Please repeat the records exactly, keeping the pictures out.

Data records below:

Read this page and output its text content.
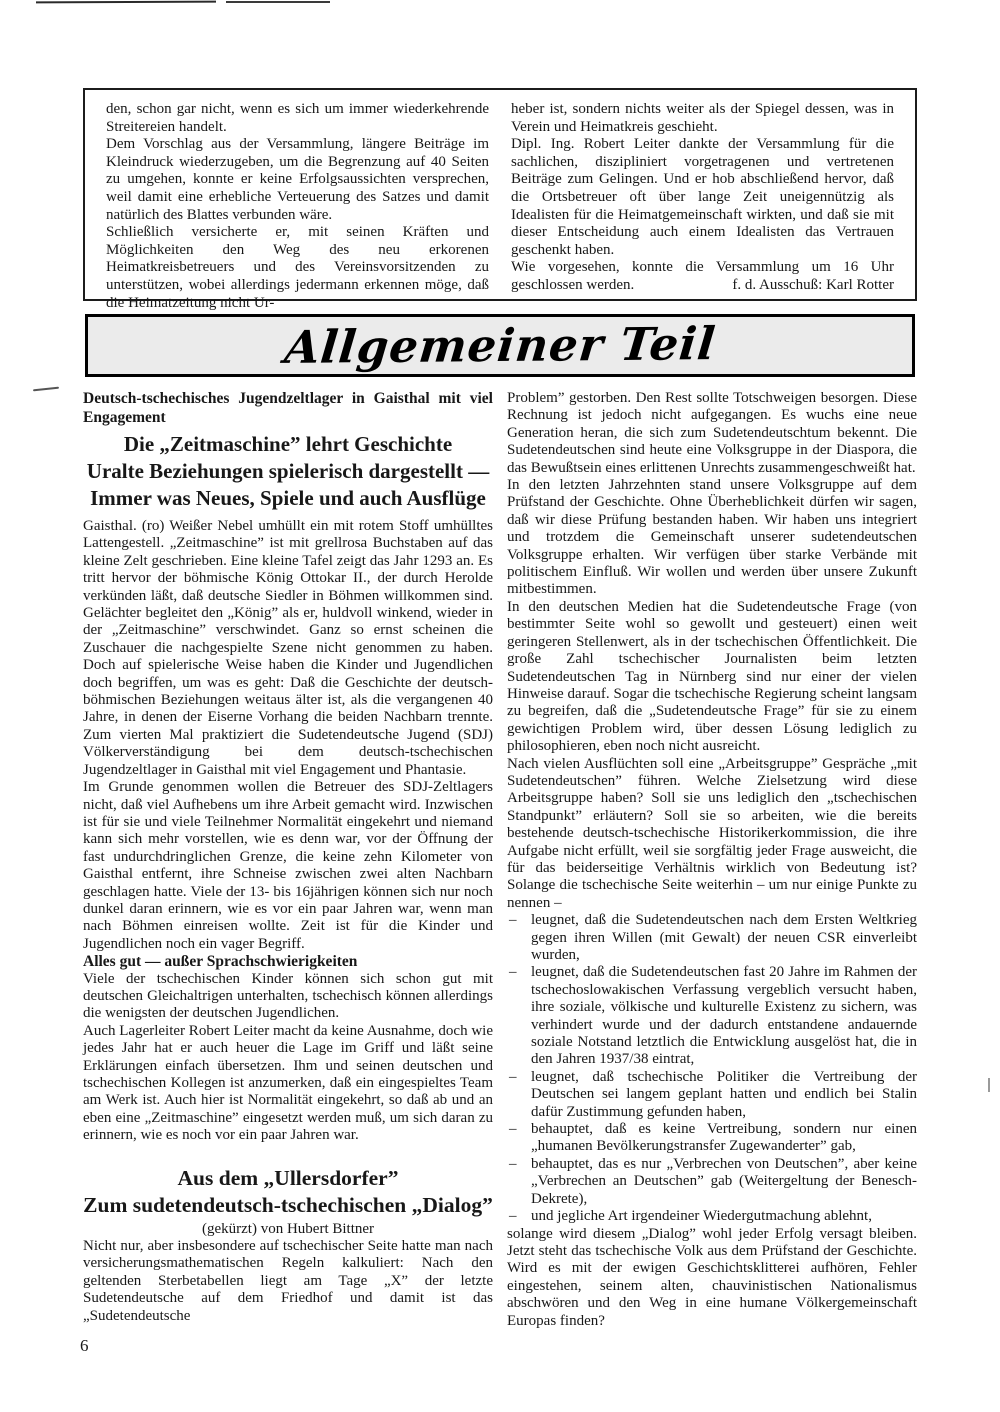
den, schon gar nicht, wenn es sich um immer wiederkehrende Streitereien handelt.

Dem Vorschlag aus der Versammlung, längere Beiträge im Kleindruck wiederzugeben, um die Begrenzung auf 40 Seiten zu umgehen, konnte er keine Erfolgsaussichten versprechen, weil damit eine erhebliche Verteuerung des Satzes und damit natürlich des Blattes verbunden wäre.

Schließlich versicherte er, mit seinen Kräften und Möglichkeiten den Weg des neu erkorenen Heimatkreisbetreuers und des Vereinsvorsitzenden zu unterstützen, wobei allerdings jedermann erkennen möge, daß die Heimatzeitung nicht Ur-

heber ist, sondern nichts weiter als der Spiegel dessen, was in Verein und Heimatkreis geschieht.

Dipl. Ing. Robert Leiter dankte der Versammlung für die sachlichen, diszipliniert vorgetragenen und vertretenen Beiträge zum Gelingen. Und er hob abschließend hervor, daß die Ortsbetreuer oft über lange Zeit uneigennützig als Idealisten für die Heimatgemeinschaft wirkten, und daß sie mit dieser Entscheidung auch einem Idealisten das Vertrauen geschenkt haben.

Wie vorgesehen, konnte die Versammlung um 16 Uhr geschlossen werden.	f. d. Ausschuß: Karl Rotter

Allgemeiner Teil

Deutsch-tschechisches Jugendzeltlager in Gaisthal mit viel Engagement

Die „Zeitmaschine” lehrt Geschichte
Uralte Beziehungen spielerisch dargestellt —
Immer was Neues, Spiele und auch Ausflüge

Gaisthal. (ro) Weißer Nebel umhüllt ein mit rotem Stoff umhülltes Lattengestell. „Zeitmaschine” ist mit grellrosa Buchstaben auf das kleine Zelt geschrieben. Eine kleine Tafel zeigt das Jahr 1293 an. Es tritt hervor der böhmische König Ottokar II., der durch Herolde verkünden läßt, daß deutsche Siedler in Böhmen willkommen sind. Gelächter begleitet den „König” als er, huldvoll winkend, wieder in der „Zeitmaschine” verschwindet. Ganz so ernst scheinen die Zuschauer die nachgespielte Szene nicht genommen zu haben. Doch auf spielerische Weise haben die Kinder und Jugendlichen doch begriffen, um was es geht: Daß die Geschichte der deutsch-böhmischen Beziehungen weitaus älter ist, als die vergangenen 40 Jahre, in denen der Eiserne Vorhang die beiden Nachbarn trennte. Zum vierten Mal praktiziert die Sudetendeutsche Jugend (SDJ) Völkerverständigung bei dem deutsch-tschechischen Jugendzeltlager in Gaisthal mit viel Engagement und Phantasie.

Im Grunde genommen wollen die Betreuer des SDJ-Zeltlagers nicht, daß viel Aufhebens um ihre Arbeit gemacht wird. Inzwischen ist für sie und viele Teilnehmer Normalität eingekehrt und niemand kann sich mehr vorstellen, wie es denn war, vor der Öffnung der fast undurchdringlichen Grenze, die keine zehn Kilometer von Gaisthal entfernt, ihre Schneise zwischen zwei alten Nachbarn geschlagen hatte. Viele der 13- bis 16jährigen können sich nur noch dunkel daran erinnern, wie es vor ein paar Jahren war, wenn man nach Böhmen einreisen wollte. Zeit ist für die Kinder und Jugendlichen noch ein vager Begriff.

Alles gut — außer Sprachschwierigkeiten

Viele der tschechischen Kinder können sich schon gut mit deutschen Gleichaltrigen unterhalten, tschechisch können allerdings die wenigsten der deutschen Jugendlichen.

Auch Lagerleiter Robert Leiter macht da keine Ausnahme, doch wie jedes Jahr hat er auch heuer die Lage im Griff und läßt seine Erklärungen einfach übersetzen. Ihm und seinen deutschen und tschechischen Kollegen ist anzumerken, daß ein eingespieltes Team am Werk ist. Auch hier ist Normalität eingekehrt, so daß ab und an eben eine „Zeitmaschine” eingesetzt werden muß, um sich daran zu erinnern, wie es noch vor ein paar Jahren war.

Aus dem „Ullersdorfer”
Zum sudetendeutsch-tschechischen „Dialog”

(gekürzt) von Hubert Bittner

Nicht nur, aber insbesondere auf tschechischer Seite hatte man nach versicherungsmathematischen Regeln kalkuliert: Nach den geltenden Sterbetabellen liegt am Tage „X” der letzte Sudetendeutsche auf dem Friedhof und damit ist das „Sudetendeutsche

Problem” gestorben. Den Rest sollte Totschweigen besorgen. Diese Rechnung ist jedoch nicht aufgegangen. Es wuchs eine neue Generation heran, die sich zum Sudetendeutschtum bekennt. Die Sudetendeutschen sind heute eine Volksgruppe in der Diaspora, die das Bewußtsein eines erlittenen Unrechts zusammengeschweißt hat.

In den letzten Jahrzehnten stand unsere Volksgruppe auf dem Prüfstand der Geschichte. Ohne Überheblichkeit dürfen wir sagen, daß wir diese Prüfung bestanden haben. Wir haben uns integriert und trotzdem die Gemeinschaft unserer sudetendeutschen Volksgruppe erhalten. Wir verfügen über starke Verbände mit politischem Einfluß. Wir wollen und werden über unsere Zukunft mitbestimmen.

In den deutschen Medien hat die Sudetendeutsche Frage (von bestimmter Seite wohl so gewollt und gesteuert) einen weit geringeren Stellenwert, als in der tschechischen Öffentlichkeit. Die große Zahl tschechischer Journalisten beim letzten Sudetendeutschen Tag in Nürnberg sind nur einer der vielen Hinweise darauf. Sogar die tschechische Regierung scheint langsam zu begreifen, daß die „Sudetendeutsche Frage” für sie zu einem gewichtigen Problem wird, über dessen Lösung lediglich zu philosophieren, eben noch nicht ausreicht.

Nach vielen Ausflüchten soll eine „Arbeitsgruppe” Gespräche „mit Sudetendeutschen” führen. Welche Zielsetzung wird diese Arbeitsgruppe haben? Soll sie uns lediglich den „tschechischen Standpunkt” erläutern? Soll sie so arbeiten, wie die bereits bestehende deutsch-tschechische Historikerkommission, die ihre Aufgabe nicht erfüllt, weil sie sorgfältig jeder Frage ausweicht, die für das beiderseitige Verhältnis wirklich von Bedeutung ist? Solange die tschechische Seite weiterhin – um nur einige Punkte zu nennen –

– leugnet, daß die Sudetendeutschen nach dem Ersten Weltkrieg gegen ihren Willen (mit Gewalt) der neuen CSR einverleibt wurden,
– leugnet, daß die Sudetendeutschen fast 20 Jahre im Rahmen der tschechoslowakischen Verfassung vergeblich versucht haben, ihre soziale, völkische und kulturelle Existenz zu sichern, was verhindert wurde und der dadurch entstandene andauernde soziale Notstand letztlich die Entwicklung ausgelöst hat, die in den Jahren 1937/38 eintrat,
– leugnet, daß tschechische Politiker die Vertreibung der Deutschen sei langem geplant hatten und endlich bei Stalin dafür Zustimmung gefunden haben,
– behauptet, daß es keine Vertreibung, sondern nur einen „humanen Bevölkerungstransfer Zugewanderter” gab,
– behauptet, das es nur „Verbrechen von Deutschen”, aber keine „Verbrechen an Deutschen” gab (Weitergeltung der Benesch-Dekrete),
– und jegliche Art irgendeiner Wiedergutmachung ablehnt,

solange wird diesem „Dialog” wohl jeder Erfolg versagt bleiben. Jetzt steht das tschechische Volk aus dem Prüfstand der Geschichte. Wird es mit der ewigen Geschichtsklitterei aufhören, Fehler eingestehen, seinem alten, chauvinistischen Nationalismus abschwören und den Weg in eine humane Völkergemeinschaft Europas finden?

6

End of Data records.

▶ Your solution
Read this page and output its text content.
den, schon gar nicht, wenn es sich um immer wiederkehrende Streitereien handelt.

Dem Vorschlag aus der Versammlung, längere Beiträge im Kleindruck wiederzugeben, um die Begrenzung auf 40 Seiten zu umgehen, konnte er keine Erfolgsaussichten versprechen, weil damit eine erhebliche Verteuerung des Satzes und damit natürlich des Blattes verbunden wäre.

Schließlich versicherte er, mit seinen Kräften und Möglichkeiten den Weg des neu erkorenen Heimatkreisbetreuers und des Vereinsvorsitzenden zu unterstützen, wobei allerdings jedermann erkennen möge, daß die Heimatzeitung nicht Ur-

heber ist, sondern nichts weiter als der Spiegel dessen, was in Verein und Heimatkreis geschieht.

Dipl. Ing. Robert Leiter dankte der Versammlung für die sachlichen, diszipliniert vorgetragenen und vertretenen Beiträge zum Gelingen. Und er hob abschließend hervor, daß die Ortsbetreuer oft über lange Zeit uneigennützig als Idealisten für die Heimatgemeinschaft wirkten, und daß sie mit dieser Entscheidung auch einem Idealisten das Vertrauen geschenkt haben.

Wie vorgesehen, konnte die Versammlung um 16 Uhr geschlossen werden.	f. d. Ausschuß: Karl Rotter

Allgemeiner Teil

Deutsch-tschechisches Jugendzeltlager in Gaisthal mit viel Engagement

Die „Zeitmaschine” lehrt Geschichte
Uralte Beziehungen spielerisch dargestellt —
Immer was Neues, Spiele und auch Ausflüge

Gaisthal. (ro) Weißer Nebel umhüllt ein mit rotem Stoff umhülltes Lattengestell. „Zeitmaschine” ist mit grellrosa Buchstaben auf das kleine Zelt geschrieben. Eine kleine Tafel zeigt das Jahr 1293 an. Es tritt hervor der böhmische König Ottokar II., der durch Herolde verkünden läßt, daß deutsche Siedler in Böhmen willkommen sind. Gelächter begleitet den „König” als er, huldvoll winkend, wieder in der „Zeitmaschine” verschwindet. Ganz so ernst scheinen die Zuschauer die nachgespielte Szene nicht genommen zu haben. Doch auf spielerische Weise haben die Kinder und Jugendlichen doch begriffen, um was es geht: Daß die Geschichte der deutsch-böhmischen Beziehungen weitaus älter ist, als die vergangenen 40 Jahre, in denen der Eiserne Vorhang die beiden Nachbarn trennte. Zum vierten Mal praktiziert die Sudetendeutsche Jugend (SDJ) Völkerverständigung bei dem deutsch-tschechischen Jugendzeltlager in Gaisthal mit viel Engagement und Phantasie.

Im Grunde genommen wollen die Betreuer des SDJ-Zeltlagers nicht, daß viel Aufhebens um ihre Arbeit gemacht wird. Inzwischen ist für sie und viele Teilnehmer Normalität eingekehrt und niemand kann sich mehr vorstellen, wie es denn war, vor der Öffnung der fast undurchdringlichen Grenze, die keine zehn Kilometer von Gaisthal entfernt, ihre Schneise zwischen zwei alten Nachbarn geschlagen hatte. Viele der 13- bis 16jährigen können sich nur noch dunkel daran erinnern, wie es vor ein paar Jahren war, wenn man nach Böhmen einreisen wollte. Zeit ist für die Kinder und Jugendlichen noch ein vager Begriff.

Alles gut — außer Sprachschwierigkeiten

Viele der tschechischen Kinder können sich schon gut mit deutschen Gleichaltrigen unterhalten, tschechisch können allerdings die wenigsten der deutschen Jugendlichen.

Auch Lagerleiter Robert Leiter macht da keine Ausnahme, doch wie jedes Jahr hat er auch heuer die Lage im Griff und läßt seine Erklärungen einfach übersetzen. Ihm und seinen deutschen und tschechischen Kollegen ist anzumerken, daß ein eingespieltes Team am Werk ist. Auch hier ist Normalität eingekehrt, so daß ab und an eben eine „Zeitmaschine” eingesetzt werden muß, um sich daran zu erinnern, wie es noch vor ein paar Jahren war.

Aus dem „Ullersdorfer”
Zum sudetendeutsch-tschechischen „Dialog”

(gekürzt) von Hubert Bittner

Nicht nur, aber insbesondere auf tschechischer Seite hatte man nach versicherungsmathematischen Regeln kalkuliert: Nach den geltenden Sterbetabellen liegt am Tage „X” der letzte Sudetendeutsche auf dem Friedhof und damit ist das „Sudetendeutsche

Problem” gestorben. Den Rest sollte Totschweigen besorgen. Diese Rechnung ist jedoch nicht aufgegangen. Es wuchs eine neue Generation heran, die sich zum Sudetendeutschtum bekennt. Die Sudetendeutschen sind heute eine Volksgruppe in der Diaspora, die das Bewußtsein eines erlittenen Unrechts zusammengeschweißt hat.

In den letzten Jahrzehnten stand unsere Volksgruppe auf dem Prüfstand der Geschichte. Ohne Überheblichkeit dürfen wir sagen, daß wir diese Prüfung bestanden haben. Wir haben uns integriert und trotzdem die Gemeinschaft unserer sudetendeutschen Volksgruppe erhalten. Wir verfügen über starke Verbände mit politischem Einfluß. Wir wollen und werden über unsere Zukunft mitbestimmen.

In den deutschen Medien hat die Sudetendeutsche Frage (von bestimmter Seite wohl so gewollt und gesteuert) einen weit geringeren Stellenwert, als in der tschechischen Öffentlichkeit. Die große Zahl tschechischer Journalisten beim letzten Sudetendeutschen Tag in Nürnberg sind nur einer der vielen Hinweise darauf. Sogar die tschechische Regierung scheint langsam zu begreifen, daß die „Sudetendeutsche Frage” für sie zu einem gewichtigen Problem wird, über dessen Lösung lediglich zu philosophieren, eben noch nicht ausreicht.

Nach vielen Ausflüchten soll eine „Arbeitsgruppe” Gespräche „mit Sudetendeutschen” führen. Welche Zielsetzung wird diese Arbeitsgruppe haben? Soll sie uns lediglich den „tschechischen Standpunkt” erläutern? Soll sie so arbeiten, wie die bereits bestehende deutsch-tschechische Historikerkommission, die ihre Aufgabe nicht erfüllt, weil sie sorgfältig jeder Frage ausweicht, die für das beiderseitige Verhältnis wirklich von Bedeutung ist? Solange die tschechische Seite weiterhin – um nur einige Punkte zu nennen –

– leugnet, daß die Sudetendeutschen nach dem Ersten Weltkrieg gegen ihren Willen (mit Gewalt) der neuen CSR einverleibt wurden,
– leugnet, daß die Sudetendeutschen fast 20 Jahre im Rahmen der tschechoslowakischen Verfassung vergeblich versucht haben, ihre soziale, völkische und kulturelle Existenz zu sichern, was verhindert wurde und der dadurch entstandene andauernde soziale Notstand letztlich die Entwicklung ausgelöst hat, die in den Jahren 1937/38 eintrat,
– leugnet, daß tschechische Politiker die Vertreibung der Deutschen sei langem geplant hatten und endlich bei Stalin dafür Zustimmung gefunden haben,
– behauptet, daß es keine Vertreibung, sondern nur einen „humanen Bevölkerungstransfer Zugewanderter” gab,
– behauptet, das es nur „Verbrechen von Deutschen”, aber keine „Verbrechen an Deutschen” gab (Weitergeltung der Benesch-Dekrete),
– und jegliche Art irgendeiner Wiedergutmachung ablehnt,

solange wird diesem „Dialog” wohl jeder Erfolg versagt bleiben. Jetzt steht das tschechische Volk aus dem Prüfstand der Geschichte. Wird es mit der ewigen Geschichtsklitterei aufhören, Fehler eingestehen, seinem alten, chauvinistischen Nationalismus abschwören und den Weg in eine humane Völkergemeinschaft Europas finden?

6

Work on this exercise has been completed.